(Bounding box entries)
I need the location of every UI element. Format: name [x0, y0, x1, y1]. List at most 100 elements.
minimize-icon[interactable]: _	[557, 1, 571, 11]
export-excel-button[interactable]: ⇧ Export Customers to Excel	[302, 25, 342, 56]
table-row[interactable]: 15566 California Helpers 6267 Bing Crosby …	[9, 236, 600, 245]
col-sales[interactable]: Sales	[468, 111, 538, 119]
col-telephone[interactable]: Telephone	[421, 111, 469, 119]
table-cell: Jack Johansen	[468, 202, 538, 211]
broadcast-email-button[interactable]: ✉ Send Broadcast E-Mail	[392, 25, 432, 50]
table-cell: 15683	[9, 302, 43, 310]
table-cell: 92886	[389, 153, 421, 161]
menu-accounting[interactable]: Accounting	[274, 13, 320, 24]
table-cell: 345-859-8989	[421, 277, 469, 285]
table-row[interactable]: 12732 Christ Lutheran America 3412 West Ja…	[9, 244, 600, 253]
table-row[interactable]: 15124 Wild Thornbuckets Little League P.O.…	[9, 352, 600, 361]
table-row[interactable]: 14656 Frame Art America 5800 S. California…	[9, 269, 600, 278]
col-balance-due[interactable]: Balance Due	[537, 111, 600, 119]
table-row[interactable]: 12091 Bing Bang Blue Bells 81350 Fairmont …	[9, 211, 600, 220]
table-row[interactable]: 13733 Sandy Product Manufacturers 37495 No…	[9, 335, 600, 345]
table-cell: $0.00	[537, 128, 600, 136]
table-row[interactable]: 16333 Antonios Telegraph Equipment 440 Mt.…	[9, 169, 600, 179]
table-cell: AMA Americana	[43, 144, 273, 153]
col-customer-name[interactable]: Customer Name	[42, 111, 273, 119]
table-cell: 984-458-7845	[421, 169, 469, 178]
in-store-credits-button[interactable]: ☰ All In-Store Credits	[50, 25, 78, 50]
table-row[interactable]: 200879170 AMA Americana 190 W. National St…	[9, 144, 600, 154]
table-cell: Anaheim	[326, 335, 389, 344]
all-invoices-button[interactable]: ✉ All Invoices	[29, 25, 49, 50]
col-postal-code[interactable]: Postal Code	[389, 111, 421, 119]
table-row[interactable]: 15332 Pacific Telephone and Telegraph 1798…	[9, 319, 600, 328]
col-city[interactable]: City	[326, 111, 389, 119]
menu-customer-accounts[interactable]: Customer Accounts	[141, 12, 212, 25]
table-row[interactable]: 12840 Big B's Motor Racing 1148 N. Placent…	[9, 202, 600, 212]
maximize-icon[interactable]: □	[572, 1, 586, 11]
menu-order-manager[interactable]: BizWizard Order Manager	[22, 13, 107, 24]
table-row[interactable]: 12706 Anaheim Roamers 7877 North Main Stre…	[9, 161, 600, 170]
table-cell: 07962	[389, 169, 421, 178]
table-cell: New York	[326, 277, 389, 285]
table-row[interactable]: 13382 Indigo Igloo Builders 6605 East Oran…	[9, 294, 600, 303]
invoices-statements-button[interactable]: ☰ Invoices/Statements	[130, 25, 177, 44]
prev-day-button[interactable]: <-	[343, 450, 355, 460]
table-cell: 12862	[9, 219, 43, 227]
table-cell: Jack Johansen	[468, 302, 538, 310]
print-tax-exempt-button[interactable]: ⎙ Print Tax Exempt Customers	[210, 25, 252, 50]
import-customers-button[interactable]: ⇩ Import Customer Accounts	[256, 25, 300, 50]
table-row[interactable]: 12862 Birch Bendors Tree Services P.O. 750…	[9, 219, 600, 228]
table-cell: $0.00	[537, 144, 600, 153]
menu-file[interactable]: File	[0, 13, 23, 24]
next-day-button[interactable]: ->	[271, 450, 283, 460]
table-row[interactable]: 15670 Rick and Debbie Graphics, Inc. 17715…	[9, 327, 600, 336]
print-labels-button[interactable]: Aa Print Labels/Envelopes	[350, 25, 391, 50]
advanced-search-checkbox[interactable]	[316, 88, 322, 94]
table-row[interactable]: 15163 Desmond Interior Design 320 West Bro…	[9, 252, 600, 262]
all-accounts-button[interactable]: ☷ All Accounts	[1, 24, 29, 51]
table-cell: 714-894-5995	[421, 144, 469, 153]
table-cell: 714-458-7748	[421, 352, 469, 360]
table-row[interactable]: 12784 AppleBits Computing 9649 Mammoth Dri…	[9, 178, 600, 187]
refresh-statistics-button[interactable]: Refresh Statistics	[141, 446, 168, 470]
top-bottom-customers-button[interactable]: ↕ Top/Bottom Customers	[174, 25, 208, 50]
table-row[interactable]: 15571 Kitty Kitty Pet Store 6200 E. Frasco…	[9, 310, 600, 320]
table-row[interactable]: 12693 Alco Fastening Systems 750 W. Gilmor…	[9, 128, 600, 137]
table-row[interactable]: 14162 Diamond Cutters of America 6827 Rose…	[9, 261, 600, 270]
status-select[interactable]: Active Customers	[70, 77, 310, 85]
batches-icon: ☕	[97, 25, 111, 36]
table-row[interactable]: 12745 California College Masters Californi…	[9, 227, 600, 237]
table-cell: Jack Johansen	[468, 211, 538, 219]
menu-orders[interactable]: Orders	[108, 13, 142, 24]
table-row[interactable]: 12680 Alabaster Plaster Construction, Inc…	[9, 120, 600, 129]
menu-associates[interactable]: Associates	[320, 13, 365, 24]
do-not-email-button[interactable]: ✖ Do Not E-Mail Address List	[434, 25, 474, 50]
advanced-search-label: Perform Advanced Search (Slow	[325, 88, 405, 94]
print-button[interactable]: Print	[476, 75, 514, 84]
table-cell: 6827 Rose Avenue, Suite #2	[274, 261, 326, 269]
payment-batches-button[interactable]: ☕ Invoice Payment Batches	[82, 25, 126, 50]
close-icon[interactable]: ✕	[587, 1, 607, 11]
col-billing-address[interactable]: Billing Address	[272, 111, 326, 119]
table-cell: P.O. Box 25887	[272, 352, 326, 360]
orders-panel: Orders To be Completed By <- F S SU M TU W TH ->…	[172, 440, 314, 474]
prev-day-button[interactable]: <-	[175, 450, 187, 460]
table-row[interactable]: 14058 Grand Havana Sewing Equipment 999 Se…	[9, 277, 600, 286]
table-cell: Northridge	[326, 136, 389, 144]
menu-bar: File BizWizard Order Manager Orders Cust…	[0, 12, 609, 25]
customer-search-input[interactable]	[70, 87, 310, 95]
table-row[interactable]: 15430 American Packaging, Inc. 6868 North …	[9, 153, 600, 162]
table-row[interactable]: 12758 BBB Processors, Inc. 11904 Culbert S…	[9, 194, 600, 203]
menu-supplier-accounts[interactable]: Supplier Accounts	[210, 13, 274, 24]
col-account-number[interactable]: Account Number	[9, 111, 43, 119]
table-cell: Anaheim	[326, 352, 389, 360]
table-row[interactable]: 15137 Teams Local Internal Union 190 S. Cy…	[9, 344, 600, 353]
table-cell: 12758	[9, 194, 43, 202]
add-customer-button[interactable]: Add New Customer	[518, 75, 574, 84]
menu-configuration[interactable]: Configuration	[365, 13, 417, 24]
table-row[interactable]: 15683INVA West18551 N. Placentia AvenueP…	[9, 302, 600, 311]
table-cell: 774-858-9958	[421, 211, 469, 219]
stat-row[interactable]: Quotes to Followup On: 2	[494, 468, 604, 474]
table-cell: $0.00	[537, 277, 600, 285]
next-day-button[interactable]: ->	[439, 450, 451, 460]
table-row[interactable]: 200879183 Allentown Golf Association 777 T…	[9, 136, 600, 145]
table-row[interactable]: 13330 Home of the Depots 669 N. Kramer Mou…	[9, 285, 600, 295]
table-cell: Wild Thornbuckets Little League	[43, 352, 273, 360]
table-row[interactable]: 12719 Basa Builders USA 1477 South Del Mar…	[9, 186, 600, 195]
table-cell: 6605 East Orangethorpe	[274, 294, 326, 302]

Work to do:
Edit the items from the very first line through the line containing "202, 538, 211]", inclusive, so that "Customers" becomes "Clients" and nothing else changes. Return only those lines.

Finished task:
I need the location of every UI element. Format: name [x0, y0, x1, y1]. List at most 100 elements.
minimize-icon[interactable]: _	[557, 1, 571, 11]
export-excel-button[interactable]: ⇧ Export Clients to Excel	[302, 25, 342, 56]
table-row[interactable]: 15566 California Helpers 6267 Bing Crosby …	[9, 236, 600, 245]
col-sales[interactable]: Sales	[468, 111, 538, 119]
col-telephone[interactable]: Telephone	[421, 111, 469, 119]
table-cell: Jack Johansen	[468, 202, 538, 211]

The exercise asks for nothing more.